## SOURCE DATA
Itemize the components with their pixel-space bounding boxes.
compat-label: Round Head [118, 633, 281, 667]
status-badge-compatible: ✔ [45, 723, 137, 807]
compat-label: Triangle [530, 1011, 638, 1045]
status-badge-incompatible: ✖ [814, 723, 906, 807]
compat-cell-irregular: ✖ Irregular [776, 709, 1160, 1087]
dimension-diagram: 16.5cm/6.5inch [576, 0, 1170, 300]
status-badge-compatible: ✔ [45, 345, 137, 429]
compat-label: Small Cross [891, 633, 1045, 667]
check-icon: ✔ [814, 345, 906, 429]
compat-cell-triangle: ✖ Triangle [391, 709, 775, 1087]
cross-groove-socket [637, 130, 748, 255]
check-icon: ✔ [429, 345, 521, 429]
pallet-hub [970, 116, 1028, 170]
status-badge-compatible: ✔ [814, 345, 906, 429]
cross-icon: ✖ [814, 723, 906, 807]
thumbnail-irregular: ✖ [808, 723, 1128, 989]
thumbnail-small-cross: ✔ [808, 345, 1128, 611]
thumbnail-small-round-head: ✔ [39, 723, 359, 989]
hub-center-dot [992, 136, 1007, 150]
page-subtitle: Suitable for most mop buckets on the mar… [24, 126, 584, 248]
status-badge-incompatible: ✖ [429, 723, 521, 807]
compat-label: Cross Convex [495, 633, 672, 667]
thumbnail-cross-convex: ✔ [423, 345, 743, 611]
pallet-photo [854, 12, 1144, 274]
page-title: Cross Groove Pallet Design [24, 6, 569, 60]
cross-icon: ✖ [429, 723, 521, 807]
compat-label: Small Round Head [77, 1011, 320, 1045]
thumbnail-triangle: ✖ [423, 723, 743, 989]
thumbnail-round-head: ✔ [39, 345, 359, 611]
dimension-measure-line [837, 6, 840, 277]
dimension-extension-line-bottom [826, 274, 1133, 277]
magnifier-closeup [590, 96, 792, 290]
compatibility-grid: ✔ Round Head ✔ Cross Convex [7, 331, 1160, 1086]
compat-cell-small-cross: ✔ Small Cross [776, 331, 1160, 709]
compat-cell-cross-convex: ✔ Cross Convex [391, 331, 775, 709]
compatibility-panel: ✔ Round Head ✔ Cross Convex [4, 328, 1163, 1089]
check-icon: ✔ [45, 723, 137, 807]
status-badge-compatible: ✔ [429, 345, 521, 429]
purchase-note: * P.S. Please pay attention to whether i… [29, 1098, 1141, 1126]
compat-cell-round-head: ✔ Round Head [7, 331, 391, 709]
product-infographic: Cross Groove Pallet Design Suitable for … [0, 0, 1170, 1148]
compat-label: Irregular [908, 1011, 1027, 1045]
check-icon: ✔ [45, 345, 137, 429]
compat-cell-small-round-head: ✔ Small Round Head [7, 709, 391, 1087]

## TASK REQUIREMENTS
Please print every line of the data above again, character for character and in the same order.

## EXERCISE ANSWER
Itemize the components with their pixel-space bounding boxes.
compat-label: Round Head [118, 633, 281, 667]
status-badge-compatible: ✔ [45, 723, 137, 807]
compat-label: Triangle [530, 1011, 638, 1045]
status-badge-incompatible: ✖ [814, 723, 906, 807]
compat-cell-irregular: ✖ Irregular [776, 709, 1160, 1087]
dimension-diagram: 16.5cm/6.5inch [576, 0, 1170, 300]
status-badge-compatible: ✔ [45, 345, 137, 429]
compat-label: Small Cross [891, 633, 1045, 667]
check-icon: ✔ [814, 345, 906, 429]
compat-cell-triangle: ✖ Triangle [391, 709, 775, 1087]
cross-groove-socket [637, 130, 748, 255]
check-icon: ✔ [429, 345, 521, 429]
pallet-hub [970, 116, 1028, 170]
status-badge-compatible: ✔ [814, 345, 906, 429]
cross-icon: ✖ [814, 723, 906, 807]
thumbnail-irregular: ✖ [808, 723, 1128, 989]
thumbnail-small-cross: ✔ [808, 345, 1128, 611]
thumbnail-small-round-head: ✔ [39, 723, 359, 989]
hub-center-dot [992, 136, 1007, 150]
page-subtitle: Suitable for most mop buckets on the mar… [24, 126, 584, 248]
status-badge-incompatible: ✖ [429, 723, 521, 807]
compat-label: Cross Convex [495, 633, 672, 667]
thumbnail-cross-convex: ✔ [423, 345, 743, 611]
pallet-photo [854, 12, 1144, 274]
page-title: Cross Groove Pallet Design [24, 6, 569, 60]
cross-icon: ✖ [429, 723, 521, 807]
compat-label: Small Round Head [77, 1011, 320, 1045]
thumbnail-triangle: ✖ [423, 723, 743, 989]
thumbnail-round-head: ✔ [39, 345, 359, 611]
dimension-measure-line [837, 6, 840, 277]
dimension-extension-line-bottom [826, 274, 1133, 277]
magnifier-closeup [590, 96, 792, 290]
compatibility-grid: ✔ Round Head ✔ Cross Convex [7, 331, 1160, 1086]
compat-cell-small-cross: ✔ Small Cross [776, 331, 1160, 709]
compat-cell-cross-convex: ✔ Cross Convex [391, 331, 775, 709]
compatibility-panel: ✔ Round Head ✔ Cross Convex [4, 328, 1163, 1089]
check-icon: ✔ [45, 723, 137, 807]
status-badge-compatible: ✔ [429, 345, 521, 429]
purchase-note: * P.S. Please pay attention to whether i… [29, 1098, 1141, 1126]
compat-cell-round-head: ✔ Round Head [7, 331, 391, 709]
product-infographic: Cross Groove Pallet Design Suitable for … [0, 0, 1170, 1148]
compat-label: Irregular [908, 1011, 1027, 1045]
check-icon: ✔ [45, 345, 137, 429]
compat-cell-small-round-head: ✔ Small Round Head [7, 709, 391, 1087]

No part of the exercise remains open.